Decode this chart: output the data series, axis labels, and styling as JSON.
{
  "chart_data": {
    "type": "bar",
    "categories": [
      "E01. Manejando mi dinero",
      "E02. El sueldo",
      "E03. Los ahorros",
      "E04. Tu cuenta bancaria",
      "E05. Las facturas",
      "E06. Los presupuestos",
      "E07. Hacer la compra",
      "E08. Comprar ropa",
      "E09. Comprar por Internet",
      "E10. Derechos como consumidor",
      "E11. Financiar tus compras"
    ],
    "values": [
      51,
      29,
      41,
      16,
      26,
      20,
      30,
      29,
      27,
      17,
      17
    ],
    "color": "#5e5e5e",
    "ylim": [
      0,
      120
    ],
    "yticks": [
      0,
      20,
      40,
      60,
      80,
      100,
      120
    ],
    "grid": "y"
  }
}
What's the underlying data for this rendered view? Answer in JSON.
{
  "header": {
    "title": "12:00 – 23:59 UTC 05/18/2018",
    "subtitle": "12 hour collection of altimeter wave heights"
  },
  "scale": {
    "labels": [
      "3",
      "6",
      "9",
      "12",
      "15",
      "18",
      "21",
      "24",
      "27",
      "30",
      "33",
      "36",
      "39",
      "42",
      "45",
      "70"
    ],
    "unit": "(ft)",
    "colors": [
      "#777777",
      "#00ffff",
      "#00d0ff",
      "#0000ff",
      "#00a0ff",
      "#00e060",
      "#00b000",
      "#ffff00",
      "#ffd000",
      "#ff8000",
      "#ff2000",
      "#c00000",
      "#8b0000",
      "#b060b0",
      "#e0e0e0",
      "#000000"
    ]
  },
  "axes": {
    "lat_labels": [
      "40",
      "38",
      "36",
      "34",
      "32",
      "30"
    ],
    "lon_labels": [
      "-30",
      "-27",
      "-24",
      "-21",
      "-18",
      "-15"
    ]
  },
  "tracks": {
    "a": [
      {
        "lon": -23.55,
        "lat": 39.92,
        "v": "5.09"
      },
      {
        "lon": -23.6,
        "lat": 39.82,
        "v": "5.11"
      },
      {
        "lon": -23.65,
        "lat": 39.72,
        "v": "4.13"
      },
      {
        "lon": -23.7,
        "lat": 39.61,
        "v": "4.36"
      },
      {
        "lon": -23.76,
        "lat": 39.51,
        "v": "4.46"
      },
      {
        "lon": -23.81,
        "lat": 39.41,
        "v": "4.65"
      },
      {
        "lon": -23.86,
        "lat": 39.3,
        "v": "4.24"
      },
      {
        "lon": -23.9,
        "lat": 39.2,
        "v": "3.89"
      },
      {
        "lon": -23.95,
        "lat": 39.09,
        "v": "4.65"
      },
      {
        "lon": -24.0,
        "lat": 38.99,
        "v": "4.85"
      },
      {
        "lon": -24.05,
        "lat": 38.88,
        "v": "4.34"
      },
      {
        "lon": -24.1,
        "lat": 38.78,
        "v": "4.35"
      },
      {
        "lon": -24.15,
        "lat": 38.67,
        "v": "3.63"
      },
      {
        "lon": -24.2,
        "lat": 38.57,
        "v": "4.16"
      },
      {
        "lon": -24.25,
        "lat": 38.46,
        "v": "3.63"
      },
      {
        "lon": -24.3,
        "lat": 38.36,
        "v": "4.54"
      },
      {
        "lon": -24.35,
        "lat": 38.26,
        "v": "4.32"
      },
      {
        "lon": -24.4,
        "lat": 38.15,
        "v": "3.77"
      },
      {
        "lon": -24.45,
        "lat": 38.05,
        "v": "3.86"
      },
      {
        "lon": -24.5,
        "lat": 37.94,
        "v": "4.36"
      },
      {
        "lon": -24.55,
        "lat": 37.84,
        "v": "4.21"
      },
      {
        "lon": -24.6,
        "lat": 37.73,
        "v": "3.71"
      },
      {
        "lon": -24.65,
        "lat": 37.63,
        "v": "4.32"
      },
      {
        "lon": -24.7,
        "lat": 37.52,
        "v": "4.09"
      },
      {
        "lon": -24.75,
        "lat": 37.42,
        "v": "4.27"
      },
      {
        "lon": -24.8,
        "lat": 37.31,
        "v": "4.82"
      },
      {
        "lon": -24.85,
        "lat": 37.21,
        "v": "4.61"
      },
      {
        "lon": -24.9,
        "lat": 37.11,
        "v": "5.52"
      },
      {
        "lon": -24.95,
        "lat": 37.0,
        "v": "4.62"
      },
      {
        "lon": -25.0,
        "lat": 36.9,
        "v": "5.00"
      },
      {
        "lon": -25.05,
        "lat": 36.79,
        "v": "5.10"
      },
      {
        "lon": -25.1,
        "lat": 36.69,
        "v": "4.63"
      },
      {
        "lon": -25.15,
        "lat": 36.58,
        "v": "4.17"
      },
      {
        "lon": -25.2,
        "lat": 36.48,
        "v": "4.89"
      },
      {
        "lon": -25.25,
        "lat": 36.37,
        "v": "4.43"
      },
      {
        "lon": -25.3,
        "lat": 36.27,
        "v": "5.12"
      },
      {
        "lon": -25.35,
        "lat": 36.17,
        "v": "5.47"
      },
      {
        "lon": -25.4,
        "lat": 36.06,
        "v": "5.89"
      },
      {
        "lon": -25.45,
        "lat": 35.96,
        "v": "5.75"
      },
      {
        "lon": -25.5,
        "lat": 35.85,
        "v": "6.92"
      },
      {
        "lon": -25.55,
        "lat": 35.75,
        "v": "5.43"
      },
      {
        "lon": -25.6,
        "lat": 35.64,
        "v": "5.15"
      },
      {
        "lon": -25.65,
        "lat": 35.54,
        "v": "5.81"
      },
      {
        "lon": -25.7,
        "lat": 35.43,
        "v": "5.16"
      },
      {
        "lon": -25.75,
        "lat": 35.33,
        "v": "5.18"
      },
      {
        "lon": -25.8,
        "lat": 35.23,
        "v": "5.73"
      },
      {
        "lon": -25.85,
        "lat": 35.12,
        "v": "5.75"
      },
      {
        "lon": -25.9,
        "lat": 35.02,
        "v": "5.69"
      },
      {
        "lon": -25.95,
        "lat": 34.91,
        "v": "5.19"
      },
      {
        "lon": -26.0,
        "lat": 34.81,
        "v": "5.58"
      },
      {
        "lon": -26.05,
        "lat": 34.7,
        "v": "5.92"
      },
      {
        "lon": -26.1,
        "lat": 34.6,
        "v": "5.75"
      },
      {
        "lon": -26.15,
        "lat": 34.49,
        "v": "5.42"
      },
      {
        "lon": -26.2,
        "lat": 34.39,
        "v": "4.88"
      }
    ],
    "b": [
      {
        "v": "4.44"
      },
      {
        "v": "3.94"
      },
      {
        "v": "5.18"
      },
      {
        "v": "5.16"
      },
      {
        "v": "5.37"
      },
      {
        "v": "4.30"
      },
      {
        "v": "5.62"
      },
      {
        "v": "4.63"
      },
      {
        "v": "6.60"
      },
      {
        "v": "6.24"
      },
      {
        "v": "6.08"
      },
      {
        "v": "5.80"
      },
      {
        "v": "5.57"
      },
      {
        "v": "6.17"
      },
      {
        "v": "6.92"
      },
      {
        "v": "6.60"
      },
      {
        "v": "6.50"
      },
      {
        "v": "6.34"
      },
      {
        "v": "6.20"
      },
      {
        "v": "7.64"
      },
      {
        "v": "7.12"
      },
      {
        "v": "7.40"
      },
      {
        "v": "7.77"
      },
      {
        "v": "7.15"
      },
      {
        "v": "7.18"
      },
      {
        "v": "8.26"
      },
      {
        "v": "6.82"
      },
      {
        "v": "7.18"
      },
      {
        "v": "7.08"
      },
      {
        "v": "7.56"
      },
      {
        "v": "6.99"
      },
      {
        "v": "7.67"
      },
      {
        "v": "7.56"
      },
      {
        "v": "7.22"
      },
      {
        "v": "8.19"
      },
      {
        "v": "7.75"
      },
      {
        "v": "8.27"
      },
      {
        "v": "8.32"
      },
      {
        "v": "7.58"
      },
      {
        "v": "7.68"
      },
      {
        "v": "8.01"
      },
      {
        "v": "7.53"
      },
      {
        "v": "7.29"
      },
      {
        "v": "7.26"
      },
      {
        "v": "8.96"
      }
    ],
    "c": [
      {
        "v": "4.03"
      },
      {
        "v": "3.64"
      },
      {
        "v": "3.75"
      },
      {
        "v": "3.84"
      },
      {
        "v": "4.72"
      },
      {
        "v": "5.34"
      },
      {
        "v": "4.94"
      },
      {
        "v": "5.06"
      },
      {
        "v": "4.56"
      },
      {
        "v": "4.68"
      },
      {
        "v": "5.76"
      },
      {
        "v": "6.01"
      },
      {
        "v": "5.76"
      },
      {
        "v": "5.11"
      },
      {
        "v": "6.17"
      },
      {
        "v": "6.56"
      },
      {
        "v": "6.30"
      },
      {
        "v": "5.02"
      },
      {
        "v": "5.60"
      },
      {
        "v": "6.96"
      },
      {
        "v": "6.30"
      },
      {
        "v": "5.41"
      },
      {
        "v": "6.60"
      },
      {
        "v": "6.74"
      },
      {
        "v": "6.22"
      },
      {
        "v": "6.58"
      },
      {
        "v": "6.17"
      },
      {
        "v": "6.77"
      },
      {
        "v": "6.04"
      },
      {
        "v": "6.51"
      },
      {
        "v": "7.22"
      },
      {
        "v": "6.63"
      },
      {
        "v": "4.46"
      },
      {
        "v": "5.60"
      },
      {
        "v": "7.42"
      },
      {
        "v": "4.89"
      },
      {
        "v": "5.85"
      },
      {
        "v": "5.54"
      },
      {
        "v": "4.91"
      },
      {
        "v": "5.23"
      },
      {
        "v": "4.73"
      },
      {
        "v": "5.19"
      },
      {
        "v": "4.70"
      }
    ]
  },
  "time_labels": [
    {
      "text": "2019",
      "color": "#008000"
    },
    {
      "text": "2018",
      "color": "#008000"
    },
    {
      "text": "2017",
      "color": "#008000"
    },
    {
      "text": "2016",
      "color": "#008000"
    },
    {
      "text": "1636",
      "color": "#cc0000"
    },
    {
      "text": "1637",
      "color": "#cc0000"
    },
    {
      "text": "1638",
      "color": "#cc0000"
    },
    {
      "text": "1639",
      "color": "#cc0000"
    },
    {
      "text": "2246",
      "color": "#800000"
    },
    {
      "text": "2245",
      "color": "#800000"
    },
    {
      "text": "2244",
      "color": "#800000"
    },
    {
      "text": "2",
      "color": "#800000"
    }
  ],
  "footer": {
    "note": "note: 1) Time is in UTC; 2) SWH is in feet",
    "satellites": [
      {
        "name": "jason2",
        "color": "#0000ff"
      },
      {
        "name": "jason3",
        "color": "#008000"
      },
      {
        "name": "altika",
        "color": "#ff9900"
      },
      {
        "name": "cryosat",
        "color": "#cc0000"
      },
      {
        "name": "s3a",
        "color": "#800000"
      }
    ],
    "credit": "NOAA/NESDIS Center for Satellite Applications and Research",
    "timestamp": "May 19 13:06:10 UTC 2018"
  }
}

--- --- ---

Which lines contain "text"? Show each of them.

      "text": "2019",
      "text": "2018",
      "text": "2017",
      "text": "2016",
      "text": "1636",
      "text": "1637",
      "text": "1638",
      "text": "1639",
      "text": "2246",
      "text": "2245",
      "text": "2244",
      "text": "2",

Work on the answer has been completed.